▸ **Given task**: Transcribe the entries below exactly; leave every image out.

▸ **Records for this task**:
....
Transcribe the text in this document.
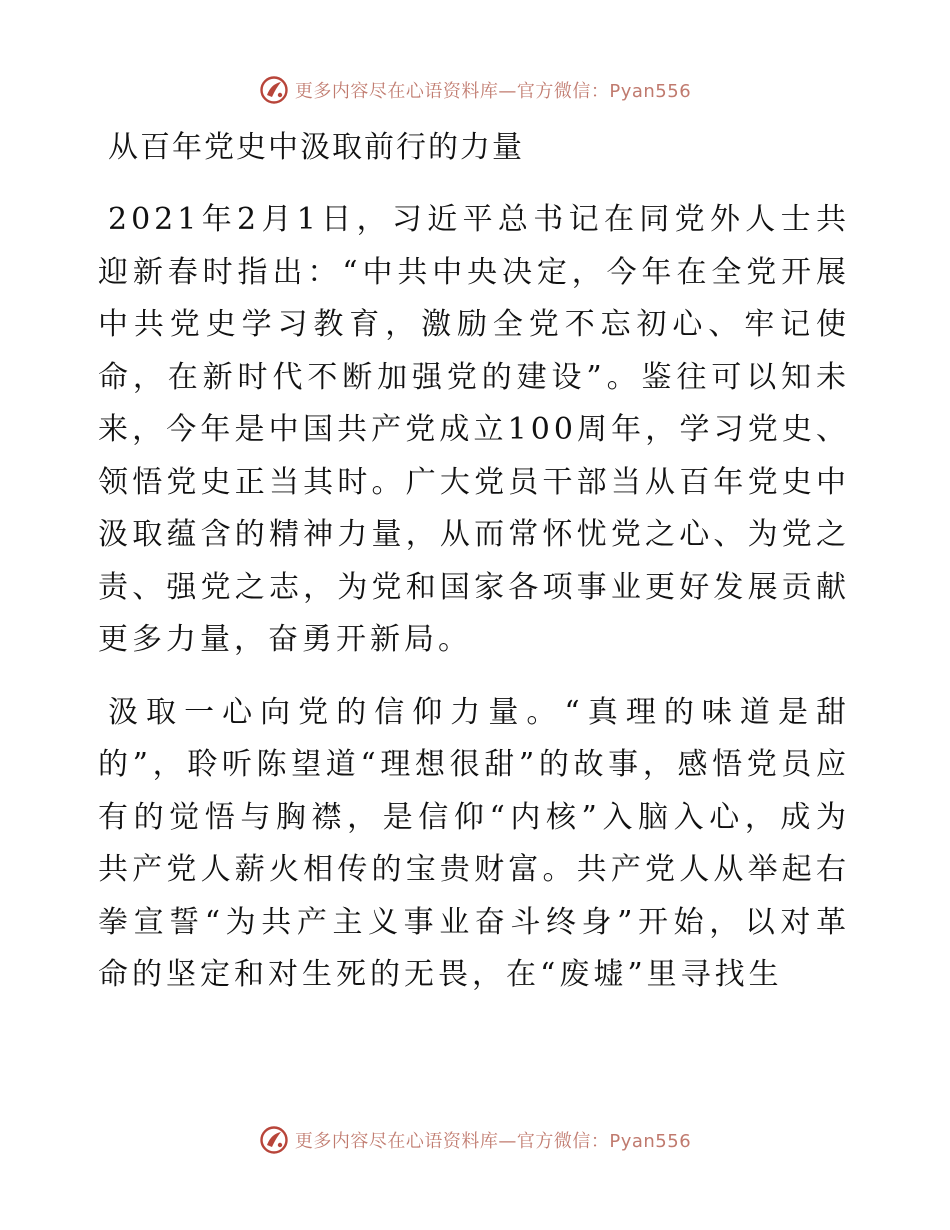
更多内容尽在心语资料库—官方微信：Pyan556
从百年党史中汲取前行的力量

2021年2月1日，习近平总书记在同党外人士共迎新春时指出：“中共中央决定，今年在全党开展中共党史学习教育，激励全党不忘初心、牢记使命，在新时代不断加强党的建设”。鉴往可以知未来，今年是中国共产党成立100周年，学习党史、领悟党史正当其时。广大党员干部当从百年党史中汲取蕴含的精神力量，从而常怀忧党之心、为党之责、强党之志，为党和国家各项事业更好发展贡献更多力量，奋勇开新局。

汲取一心向党的信仰力量。“真理的味道是甜的”，聆听陈望道“理想很甜”的故事，感悟党员应有的觉悟与胸襟，是信仰“内核”入脑入心，成为共产党人薪火相传的宝贵财富。共产党人从举起右拳宣誓“为共产主义事业奋斗终身”开始，以对革命的坚定和对生死的无畏，在“废墟”里寻找生

更多内容尽在心语资料库—官方微信：Pyan556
....
▸ **Solution to this exercise**:
Transcribe the text in this document.
更多内容尽在心语资料库—官方微信：Pyan556
从百年党史中汲取前行的力量

2021年2月1日，习近平总书记在同党外人士共迎新春时指出：“中共中央决定，今年在全党开展中共党史学习教育，激励全党不忘初心、牢记使命，在新时代不断加强党的建设”。鉴往可以知未来，今年是中国共产党成立100周年，学习党史、领悟党史正当其时。广大党员干部当从百年党史中汲取蕴含的精神力量，从而常怀忧党之心、为党之责、强党之志，为党和国家各项事业更好发展贡献更多力量，奋勇开新局。

汲取一心向党的信仰力量。“真理的味道是甜的”，聆听陈望道“理想很甜”的故事，感悟党员应有的觉悟与胸襟，是信仰“内核”入脑入心，成为共产党人薪火相传的宝贵财富。共产党人从举起右拳宣誓“为共产主义事业奋斗终身”开始，以对革命的坚定和对生死的无畏，在“废墟”里寻找生

更多内容尽在心语资料库—官方微信：Pyan556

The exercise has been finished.